GIVEN EXERCISE | Starting at the line that contains "- pie-slice-asian: [145, 28, 174, 176]" and ending at the last line of the material, turn each line into one string in a JSON list. Skip blank lines and leave the pictures out.

━━━━━━

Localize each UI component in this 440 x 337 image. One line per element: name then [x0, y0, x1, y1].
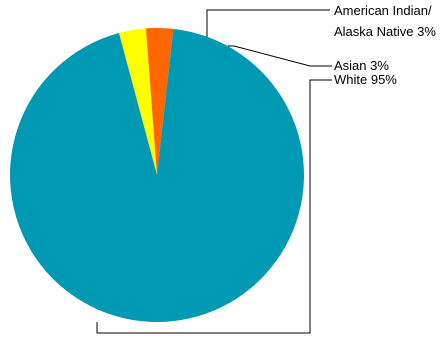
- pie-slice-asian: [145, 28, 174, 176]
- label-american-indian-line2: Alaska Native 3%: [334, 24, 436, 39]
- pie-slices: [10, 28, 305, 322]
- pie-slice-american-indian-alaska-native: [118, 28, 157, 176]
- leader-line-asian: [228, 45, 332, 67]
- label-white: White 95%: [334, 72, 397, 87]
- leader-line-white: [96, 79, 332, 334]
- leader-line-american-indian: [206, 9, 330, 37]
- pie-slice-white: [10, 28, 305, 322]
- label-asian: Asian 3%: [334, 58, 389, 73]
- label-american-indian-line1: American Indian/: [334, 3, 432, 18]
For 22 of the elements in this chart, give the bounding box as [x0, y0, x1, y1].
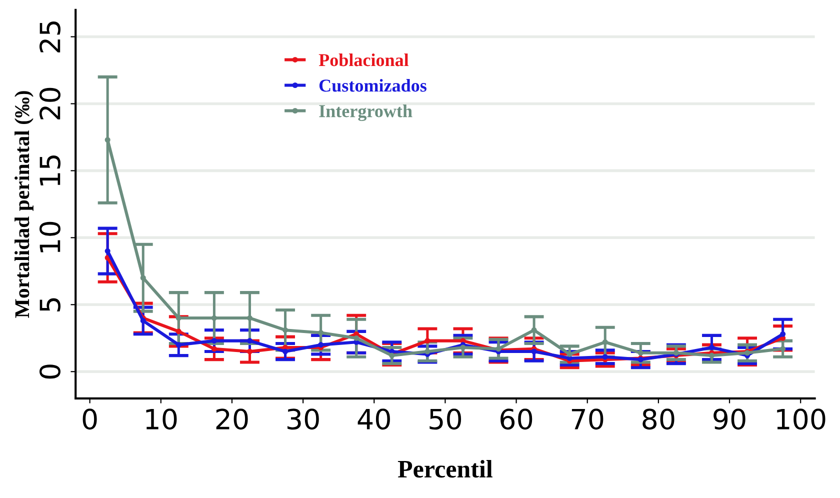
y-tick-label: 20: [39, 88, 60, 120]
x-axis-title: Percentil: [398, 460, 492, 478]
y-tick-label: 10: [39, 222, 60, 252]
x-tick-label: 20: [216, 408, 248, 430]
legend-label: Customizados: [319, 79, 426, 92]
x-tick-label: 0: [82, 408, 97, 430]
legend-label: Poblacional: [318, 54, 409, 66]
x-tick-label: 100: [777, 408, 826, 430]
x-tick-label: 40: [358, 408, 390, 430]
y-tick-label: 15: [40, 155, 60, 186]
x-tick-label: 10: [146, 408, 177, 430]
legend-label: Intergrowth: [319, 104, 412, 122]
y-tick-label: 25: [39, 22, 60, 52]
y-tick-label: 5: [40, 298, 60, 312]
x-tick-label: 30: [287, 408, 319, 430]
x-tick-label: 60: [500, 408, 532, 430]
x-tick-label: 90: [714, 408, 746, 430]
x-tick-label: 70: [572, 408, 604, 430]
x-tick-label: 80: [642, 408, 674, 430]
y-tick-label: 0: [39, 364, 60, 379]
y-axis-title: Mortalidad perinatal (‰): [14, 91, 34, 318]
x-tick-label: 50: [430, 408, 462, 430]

━━━━━━

FULL RESPONSE |
[
  "- pie-slice-asian: [145, 28, 174, 176]",
  "- label-american-indian-line2: Alaska Native 3%: [334, 24, 436, 39]",
  "- pie-slices: [10, 28, 305, 322]",
  "- pie-slice-american-indian-alaska-native: [118, 28, 157, 176]",
  "- leader-line-asian: [228, 45, 332, 67]",
  "- label-white: White 95%: [334, 72, 397, 87]",
  "- leader-line-white: [96, 79, 332, 334]",
  "- leader-line-american-indian: [206, 9, 330, 37]",
  "- pie-slice-white: [10, 28, 305, 322]",
  "- label-asian: Asian 3%: [334, 58, 389, 73]",
  "- label-american-indian-line1: American Indian/: [334, 3, 432, 18]",
  "For 22 of the elements in this chart, give the bounding box as [x0, y0, x1, y1].",
  "y-tick-label: 20: [39, 88, 60, 120]",
  "x-axis-title: Percentil: [398, 460, 492, 478]",
  "y-tick-label: 10: [39, 222, 60, 252]",
  "x-tick-label: 20: [216, 408, 248, 430]",
  "legend-label: Customizados: [319, 79, 426, 92]",
  "x-tick-label: 0: [82, 408, 97, 430]",
  "legend-label: Poblacional: [318, 54, 409, 66]",
  "x-tick-label: 100: [777, 408, 826, 430]",
  "x-tick-label: 40: [358, 408, 390, 430]",
  "y-tick-label: 15: [40, 155, 60, 186]",
  "x-tick-label: 10: [146, 408, 177, 430]",
  "legend-label: Intergrowth: [319, 104, 412, 122]",
  "y-tick-label: 25: [39, 22, 60, 52]",
  "y-tick-label: 5: [40, 298, 60, 312]",
  "x-tick-label: 30: [287, 408, 319, 430]",
  "x-tick-label: 60: [500, 408, 532, 430]",
  "x-tick-label: 90: [714, 408, 746, 430]",
  "x-tick-label: 70: [572, 408, 604, 430]",
  "x-tick-label: 80: [642, 408, 674, 430]",
  "y-tick-label: 0: [39, 364, 60, 379]",
  "y-axis-title: Mortalidad perinatal (‰): [14, 91, 34, 318]",
  "x-tick-label: 50: [430, 408, 462, 430]"
]